##### LISTED RECORDS

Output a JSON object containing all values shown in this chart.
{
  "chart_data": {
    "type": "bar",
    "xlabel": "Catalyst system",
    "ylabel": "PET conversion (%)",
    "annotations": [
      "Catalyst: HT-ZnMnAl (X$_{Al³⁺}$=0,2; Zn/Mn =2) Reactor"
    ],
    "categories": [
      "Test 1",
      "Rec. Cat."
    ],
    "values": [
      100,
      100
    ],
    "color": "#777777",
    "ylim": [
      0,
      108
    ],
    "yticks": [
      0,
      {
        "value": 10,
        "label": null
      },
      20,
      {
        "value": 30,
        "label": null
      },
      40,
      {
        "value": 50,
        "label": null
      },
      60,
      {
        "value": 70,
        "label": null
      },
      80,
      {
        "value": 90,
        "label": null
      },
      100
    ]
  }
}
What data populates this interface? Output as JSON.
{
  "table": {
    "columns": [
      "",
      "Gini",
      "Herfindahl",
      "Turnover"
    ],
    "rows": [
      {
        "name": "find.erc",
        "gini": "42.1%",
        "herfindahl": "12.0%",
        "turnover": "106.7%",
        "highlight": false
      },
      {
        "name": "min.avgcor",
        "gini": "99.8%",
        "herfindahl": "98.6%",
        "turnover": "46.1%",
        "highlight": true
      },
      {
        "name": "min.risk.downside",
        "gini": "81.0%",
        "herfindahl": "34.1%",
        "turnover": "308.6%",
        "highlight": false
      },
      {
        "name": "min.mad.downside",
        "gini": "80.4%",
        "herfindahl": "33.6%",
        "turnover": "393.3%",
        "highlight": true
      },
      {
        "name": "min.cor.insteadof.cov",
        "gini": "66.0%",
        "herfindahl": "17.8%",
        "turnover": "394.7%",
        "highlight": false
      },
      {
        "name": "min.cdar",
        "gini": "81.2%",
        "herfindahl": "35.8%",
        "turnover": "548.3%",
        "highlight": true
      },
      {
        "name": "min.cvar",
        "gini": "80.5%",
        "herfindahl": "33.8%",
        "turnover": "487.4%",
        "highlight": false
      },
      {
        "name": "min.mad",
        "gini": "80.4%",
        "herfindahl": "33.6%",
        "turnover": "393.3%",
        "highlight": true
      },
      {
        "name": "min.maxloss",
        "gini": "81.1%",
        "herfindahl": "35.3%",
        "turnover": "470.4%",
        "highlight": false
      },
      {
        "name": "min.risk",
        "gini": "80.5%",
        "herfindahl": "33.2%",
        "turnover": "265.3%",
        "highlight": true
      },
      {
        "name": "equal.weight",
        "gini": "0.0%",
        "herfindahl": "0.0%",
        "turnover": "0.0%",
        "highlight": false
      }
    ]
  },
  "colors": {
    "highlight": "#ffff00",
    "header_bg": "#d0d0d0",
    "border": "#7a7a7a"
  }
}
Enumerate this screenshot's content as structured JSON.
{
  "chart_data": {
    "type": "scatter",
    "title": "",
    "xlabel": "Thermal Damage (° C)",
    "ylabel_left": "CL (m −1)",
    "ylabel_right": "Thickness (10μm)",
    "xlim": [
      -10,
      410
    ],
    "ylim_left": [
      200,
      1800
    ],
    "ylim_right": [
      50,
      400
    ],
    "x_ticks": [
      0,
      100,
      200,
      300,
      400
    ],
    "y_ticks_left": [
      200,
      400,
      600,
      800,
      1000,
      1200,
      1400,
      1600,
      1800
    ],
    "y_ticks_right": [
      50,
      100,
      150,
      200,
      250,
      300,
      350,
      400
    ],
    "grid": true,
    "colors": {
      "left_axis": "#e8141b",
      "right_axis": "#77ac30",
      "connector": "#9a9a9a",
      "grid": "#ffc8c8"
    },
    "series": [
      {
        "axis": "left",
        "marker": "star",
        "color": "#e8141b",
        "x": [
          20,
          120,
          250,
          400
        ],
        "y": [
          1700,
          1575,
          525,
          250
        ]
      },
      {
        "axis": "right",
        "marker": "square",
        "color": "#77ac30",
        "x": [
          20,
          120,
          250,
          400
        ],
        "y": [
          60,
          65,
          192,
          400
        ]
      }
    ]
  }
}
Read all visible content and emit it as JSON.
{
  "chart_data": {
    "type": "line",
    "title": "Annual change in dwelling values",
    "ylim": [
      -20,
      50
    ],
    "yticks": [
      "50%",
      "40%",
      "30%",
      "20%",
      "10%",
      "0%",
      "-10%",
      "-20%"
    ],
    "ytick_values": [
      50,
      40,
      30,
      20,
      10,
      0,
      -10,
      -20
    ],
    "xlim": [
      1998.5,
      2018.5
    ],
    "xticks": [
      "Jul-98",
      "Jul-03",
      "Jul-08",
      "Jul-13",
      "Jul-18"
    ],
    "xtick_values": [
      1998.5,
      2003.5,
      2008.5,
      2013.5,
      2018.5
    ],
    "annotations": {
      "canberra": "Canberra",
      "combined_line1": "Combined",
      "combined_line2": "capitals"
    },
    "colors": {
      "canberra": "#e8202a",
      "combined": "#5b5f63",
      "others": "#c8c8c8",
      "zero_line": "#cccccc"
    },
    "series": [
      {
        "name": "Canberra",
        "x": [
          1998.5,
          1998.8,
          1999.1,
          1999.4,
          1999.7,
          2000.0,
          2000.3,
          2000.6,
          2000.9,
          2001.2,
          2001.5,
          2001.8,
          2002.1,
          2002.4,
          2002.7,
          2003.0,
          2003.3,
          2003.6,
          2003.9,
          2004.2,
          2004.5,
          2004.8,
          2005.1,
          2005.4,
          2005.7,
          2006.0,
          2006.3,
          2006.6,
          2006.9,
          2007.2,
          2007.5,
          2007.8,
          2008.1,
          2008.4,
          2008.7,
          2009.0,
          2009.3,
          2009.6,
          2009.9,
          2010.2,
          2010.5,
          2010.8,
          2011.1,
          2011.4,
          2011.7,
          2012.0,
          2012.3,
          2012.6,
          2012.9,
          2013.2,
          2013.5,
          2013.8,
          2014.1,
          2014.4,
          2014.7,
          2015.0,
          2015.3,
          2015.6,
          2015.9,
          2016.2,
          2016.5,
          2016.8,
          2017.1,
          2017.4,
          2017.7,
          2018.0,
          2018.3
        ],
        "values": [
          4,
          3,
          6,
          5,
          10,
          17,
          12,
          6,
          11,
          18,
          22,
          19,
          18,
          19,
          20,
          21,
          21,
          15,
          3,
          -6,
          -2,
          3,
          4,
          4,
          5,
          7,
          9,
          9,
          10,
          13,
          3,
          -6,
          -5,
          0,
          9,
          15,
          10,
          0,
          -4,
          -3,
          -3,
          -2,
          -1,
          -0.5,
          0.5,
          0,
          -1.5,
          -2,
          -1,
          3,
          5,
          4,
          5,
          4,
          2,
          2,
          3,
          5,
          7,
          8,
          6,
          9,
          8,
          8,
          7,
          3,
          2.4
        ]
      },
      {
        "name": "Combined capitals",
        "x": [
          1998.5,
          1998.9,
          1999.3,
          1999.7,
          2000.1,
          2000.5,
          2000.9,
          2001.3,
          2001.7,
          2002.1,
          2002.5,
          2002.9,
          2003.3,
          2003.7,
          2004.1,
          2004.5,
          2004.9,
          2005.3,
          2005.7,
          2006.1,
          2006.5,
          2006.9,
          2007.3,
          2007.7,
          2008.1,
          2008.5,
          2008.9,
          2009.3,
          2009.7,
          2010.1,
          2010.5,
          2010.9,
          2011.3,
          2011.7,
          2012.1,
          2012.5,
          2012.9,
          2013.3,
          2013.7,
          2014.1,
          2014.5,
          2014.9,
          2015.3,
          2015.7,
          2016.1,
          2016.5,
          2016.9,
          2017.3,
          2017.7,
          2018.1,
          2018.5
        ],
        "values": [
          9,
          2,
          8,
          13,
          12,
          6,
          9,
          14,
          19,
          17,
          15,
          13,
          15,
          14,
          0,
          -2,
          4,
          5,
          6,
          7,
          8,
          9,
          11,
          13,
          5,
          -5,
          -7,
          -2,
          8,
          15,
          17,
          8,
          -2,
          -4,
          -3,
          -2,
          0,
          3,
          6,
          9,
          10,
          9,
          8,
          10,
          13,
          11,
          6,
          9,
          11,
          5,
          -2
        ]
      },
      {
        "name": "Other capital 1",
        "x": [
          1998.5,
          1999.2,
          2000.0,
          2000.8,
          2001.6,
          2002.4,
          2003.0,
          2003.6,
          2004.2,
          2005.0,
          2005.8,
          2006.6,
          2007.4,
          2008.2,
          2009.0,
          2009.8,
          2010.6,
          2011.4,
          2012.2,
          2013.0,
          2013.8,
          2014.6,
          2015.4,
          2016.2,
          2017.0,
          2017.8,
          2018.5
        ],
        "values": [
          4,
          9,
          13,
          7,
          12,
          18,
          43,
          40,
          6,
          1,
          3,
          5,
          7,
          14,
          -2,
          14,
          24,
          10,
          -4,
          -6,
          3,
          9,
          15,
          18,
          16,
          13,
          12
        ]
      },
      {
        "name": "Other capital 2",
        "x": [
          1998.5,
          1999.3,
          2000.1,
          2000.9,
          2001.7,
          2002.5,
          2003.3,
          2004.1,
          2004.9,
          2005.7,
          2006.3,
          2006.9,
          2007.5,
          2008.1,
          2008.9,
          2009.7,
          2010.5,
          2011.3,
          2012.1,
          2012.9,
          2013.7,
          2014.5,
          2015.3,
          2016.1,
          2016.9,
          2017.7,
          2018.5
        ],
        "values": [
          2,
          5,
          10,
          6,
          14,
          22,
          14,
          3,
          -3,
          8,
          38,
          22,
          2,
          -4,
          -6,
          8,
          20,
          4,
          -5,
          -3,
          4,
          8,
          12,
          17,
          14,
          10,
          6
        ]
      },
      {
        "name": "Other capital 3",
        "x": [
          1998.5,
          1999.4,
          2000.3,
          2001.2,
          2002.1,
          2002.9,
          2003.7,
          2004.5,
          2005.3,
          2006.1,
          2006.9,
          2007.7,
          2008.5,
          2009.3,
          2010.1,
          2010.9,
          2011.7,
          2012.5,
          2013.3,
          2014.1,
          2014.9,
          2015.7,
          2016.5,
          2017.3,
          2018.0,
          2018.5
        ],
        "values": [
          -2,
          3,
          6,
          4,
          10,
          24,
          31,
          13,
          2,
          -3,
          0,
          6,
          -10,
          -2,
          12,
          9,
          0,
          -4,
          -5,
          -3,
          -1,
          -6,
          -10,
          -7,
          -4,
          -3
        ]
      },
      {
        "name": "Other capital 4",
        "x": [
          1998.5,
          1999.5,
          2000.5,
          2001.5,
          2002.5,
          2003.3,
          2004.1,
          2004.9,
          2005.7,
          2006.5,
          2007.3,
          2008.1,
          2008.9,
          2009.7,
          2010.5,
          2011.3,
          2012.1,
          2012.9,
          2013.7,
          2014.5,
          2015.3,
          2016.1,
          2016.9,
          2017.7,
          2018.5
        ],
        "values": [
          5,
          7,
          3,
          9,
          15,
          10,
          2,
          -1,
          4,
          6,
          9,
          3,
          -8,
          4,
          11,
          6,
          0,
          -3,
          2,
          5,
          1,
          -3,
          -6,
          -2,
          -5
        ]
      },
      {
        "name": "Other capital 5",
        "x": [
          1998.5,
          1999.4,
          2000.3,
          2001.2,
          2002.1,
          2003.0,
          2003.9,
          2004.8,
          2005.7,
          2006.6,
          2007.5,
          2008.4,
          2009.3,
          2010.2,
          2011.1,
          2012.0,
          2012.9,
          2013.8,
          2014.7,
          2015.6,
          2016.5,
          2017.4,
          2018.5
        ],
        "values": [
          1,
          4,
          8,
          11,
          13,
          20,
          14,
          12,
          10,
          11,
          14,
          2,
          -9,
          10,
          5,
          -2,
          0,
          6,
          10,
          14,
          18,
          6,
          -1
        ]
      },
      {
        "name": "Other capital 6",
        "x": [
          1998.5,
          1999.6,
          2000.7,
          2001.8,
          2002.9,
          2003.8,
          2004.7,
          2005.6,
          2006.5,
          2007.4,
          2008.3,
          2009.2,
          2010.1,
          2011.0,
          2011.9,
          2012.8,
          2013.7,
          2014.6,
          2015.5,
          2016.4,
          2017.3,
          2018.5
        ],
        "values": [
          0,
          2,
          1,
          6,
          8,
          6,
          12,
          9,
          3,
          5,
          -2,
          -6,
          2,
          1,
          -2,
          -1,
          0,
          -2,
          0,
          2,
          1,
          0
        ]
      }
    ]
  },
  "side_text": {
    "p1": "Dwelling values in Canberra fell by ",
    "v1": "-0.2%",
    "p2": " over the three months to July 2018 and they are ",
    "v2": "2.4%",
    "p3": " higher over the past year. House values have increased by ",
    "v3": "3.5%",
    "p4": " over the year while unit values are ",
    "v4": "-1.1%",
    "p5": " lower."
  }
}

##########

_REQUEST:_
Gather up the lines containing the word "Output" from these records and copy them.

_WRITTEN ANSWER:_
Output a JSON object containing all values shown in this chart.
What data populates this interface? Output as JSON.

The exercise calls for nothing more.